### Problem to solve
From the entries below, copy every line where the string "European" appears.
-- begin Records shown --
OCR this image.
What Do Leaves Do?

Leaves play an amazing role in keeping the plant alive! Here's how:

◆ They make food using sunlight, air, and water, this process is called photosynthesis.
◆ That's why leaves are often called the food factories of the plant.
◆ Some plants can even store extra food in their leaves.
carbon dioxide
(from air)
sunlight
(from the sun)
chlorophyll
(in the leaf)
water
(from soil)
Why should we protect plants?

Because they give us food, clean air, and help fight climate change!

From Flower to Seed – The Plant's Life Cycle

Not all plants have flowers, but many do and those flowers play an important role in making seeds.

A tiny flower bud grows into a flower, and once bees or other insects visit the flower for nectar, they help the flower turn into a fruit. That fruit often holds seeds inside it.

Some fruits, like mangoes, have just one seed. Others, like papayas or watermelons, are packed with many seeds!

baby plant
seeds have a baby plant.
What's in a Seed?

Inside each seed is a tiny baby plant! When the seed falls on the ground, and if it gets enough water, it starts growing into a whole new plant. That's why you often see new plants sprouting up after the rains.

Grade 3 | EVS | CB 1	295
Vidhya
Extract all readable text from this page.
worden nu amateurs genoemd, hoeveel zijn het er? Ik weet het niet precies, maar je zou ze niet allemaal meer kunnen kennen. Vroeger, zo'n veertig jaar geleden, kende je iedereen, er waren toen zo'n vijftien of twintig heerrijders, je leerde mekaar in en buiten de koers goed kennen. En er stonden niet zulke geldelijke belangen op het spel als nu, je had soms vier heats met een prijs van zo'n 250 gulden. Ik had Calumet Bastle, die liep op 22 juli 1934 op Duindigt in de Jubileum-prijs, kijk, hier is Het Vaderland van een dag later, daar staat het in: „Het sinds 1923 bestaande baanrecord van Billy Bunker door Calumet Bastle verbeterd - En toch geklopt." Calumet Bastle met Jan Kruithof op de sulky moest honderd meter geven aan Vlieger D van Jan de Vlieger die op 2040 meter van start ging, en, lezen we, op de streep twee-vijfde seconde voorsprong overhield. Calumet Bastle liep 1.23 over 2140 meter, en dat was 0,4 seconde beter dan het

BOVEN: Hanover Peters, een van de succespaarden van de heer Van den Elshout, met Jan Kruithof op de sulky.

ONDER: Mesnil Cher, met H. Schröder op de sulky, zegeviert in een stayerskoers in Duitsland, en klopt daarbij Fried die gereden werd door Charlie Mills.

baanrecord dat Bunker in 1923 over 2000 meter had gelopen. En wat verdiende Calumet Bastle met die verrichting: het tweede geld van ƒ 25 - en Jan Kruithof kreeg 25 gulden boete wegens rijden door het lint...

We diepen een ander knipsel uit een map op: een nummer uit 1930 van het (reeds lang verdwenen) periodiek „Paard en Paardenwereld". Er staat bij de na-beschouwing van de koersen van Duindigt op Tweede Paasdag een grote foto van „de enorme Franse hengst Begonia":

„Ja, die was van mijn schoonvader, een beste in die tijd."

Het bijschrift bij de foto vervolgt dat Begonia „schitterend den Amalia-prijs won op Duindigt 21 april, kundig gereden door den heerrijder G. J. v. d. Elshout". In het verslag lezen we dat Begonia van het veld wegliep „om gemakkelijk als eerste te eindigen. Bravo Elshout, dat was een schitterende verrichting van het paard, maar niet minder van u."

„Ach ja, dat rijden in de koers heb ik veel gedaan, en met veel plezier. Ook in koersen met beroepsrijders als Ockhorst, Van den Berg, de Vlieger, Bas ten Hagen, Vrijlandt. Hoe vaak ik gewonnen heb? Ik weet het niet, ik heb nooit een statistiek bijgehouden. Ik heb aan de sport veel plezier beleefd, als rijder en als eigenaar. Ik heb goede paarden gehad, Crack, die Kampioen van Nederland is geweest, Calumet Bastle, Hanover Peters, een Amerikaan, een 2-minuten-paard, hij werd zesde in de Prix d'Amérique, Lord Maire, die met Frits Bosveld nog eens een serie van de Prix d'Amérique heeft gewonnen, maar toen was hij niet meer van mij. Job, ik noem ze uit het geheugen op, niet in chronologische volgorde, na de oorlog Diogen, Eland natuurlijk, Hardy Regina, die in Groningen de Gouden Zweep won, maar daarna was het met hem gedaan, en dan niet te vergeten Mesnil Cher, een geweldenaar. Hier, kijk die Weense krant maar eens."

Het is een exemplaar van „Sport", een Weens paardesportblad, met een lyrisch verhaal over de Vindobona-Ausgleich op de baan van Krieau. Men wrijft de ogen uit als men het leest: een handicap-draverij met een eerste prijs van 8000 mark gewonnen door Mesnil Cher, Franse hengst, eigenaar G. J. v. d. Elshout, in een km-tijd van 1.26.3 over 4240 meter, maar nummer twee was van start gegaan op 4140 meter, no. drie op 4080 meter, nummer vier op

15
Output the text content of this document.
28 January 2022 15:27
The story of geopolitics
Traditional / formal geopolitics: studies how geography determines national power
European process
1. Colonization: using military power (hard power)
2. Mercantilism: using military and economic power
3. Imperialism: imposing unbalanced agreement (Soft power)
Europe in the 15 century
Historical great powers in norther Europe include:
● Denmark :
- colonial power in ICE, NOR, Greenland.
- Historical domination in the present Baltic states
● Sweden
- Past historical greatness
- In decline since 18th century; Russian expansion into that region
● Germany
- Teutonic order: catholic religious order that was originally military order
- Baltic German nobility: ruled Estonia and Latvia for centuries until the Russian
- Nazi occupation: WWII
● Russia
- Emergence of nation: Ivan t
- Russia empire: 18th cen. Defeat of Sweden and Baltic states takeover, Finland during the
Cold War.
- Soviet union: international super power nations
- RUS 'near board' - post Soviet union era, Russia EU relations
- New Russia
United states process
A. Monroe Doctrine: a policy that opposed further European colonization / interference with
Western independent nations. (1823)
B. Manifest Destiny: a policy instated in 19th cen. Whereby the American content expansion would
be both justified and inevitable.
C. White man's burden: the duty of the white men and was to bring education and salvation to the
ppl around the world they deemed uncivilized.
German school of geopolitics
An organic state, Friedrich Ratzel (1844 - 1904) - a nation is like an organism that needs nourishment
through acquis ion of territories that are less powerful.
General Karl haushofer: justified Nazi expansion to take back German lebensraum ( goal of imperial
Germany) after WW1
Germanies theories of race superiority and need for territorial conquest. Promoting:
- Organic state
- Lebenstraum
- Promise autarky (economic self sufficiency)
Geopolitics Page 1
-- end Records shown --
### Full response
European process
A. Monroe Doctrine: a policy that opposed further European colonization / interference with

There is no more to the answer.